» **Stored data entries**
>> Start
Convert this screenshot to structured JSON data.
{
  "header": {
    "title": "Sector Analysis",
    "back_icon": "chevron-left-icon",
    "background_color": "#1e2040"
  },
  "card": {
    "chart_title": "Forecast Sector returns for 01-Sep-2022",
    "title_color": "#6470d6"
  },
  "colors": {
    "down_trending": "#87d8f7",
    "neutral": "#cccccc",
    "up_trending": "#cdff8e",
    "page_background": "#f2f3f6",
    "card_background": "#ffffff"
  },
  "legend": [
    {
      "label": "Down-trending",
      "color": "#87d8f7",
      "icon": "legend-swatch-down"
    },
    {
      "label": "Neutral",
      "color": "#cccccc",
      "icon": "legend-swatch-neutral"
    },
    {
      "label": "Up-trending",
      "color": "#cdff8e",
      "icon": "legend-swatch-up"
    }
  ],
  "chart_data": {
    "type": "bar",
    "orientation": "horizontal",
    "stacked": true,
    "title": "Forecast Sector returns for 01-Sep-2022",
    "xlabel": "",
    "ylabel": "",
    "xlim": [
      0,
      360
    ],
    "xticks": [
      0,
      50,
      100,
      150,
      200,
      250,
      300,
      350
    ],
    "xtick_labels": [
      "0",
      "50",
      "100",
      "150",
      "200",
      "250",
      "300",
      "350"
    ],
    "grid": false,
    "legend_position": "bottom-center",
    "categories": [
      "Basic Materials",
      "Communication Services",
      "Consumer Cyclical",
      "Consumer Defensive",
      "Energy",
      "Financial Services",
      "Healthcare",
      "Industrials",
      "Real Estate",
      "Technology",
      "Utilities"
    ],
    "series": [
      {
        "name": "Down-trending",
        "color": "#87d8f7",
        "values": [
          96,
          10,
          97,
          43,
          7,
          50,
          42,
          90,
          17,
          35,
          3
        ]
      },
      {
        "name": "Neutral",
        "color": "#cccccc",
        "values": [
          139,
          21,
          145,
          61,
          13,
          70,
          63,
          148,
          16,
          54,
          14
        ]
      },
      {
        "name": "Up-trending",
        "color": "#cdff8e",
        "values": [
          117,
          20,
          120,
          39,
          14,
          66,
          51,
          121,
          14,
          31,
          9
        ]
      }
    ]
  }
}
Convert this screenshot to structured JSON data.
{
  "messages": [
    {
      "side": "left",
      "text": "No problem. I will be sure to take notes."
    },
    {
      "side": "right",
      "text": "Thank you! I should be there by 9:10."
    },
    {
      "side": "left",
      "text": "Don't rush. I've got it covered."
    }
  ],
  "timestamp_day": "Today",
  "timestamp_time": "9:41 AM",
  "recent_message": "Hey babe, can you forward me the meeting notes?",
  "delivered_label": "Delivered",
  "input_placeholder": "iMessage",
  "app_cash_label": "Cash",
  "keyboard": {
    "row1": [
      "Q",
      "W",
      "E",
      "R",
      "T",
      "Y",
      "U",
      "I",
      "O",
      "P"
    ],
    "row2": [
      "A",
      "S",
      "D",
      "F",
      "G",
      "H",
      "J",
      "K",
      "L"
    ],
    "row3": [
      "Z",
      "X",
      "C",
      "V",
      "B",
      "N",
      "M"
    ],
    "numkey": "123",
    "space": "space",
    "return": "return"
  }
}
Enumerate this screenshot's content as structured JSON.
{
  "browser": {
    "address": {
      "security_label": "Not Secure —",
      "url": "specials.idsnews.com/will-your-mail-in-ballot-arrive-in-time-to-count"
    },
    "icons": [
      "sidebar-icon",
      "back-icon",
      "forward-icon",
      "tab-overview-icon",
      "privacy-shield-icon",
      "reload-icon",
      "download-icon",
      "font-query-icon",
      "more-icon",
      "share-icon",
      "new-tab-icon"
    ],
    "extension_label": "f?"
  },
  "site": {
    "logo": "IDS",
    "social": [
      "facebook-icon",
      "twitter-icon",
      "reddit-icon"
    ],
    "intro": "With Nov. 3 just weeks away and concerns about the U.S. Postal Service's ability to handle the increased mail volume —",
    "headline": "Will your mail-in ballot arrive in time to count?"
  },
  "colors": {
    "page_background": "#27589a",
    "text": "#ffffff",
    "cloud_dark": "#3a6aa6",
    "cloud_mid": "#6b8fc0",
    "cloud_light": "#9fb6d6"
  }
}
>> End
» **REQUEST**
List all lines above in which the string "swatch" appears.

» **COMPLETE OUTPUT**
      "icon": "legend-swatch-down"
      "icon": "legend-swatch-neutral"
      "icon": "legend-swatch-up"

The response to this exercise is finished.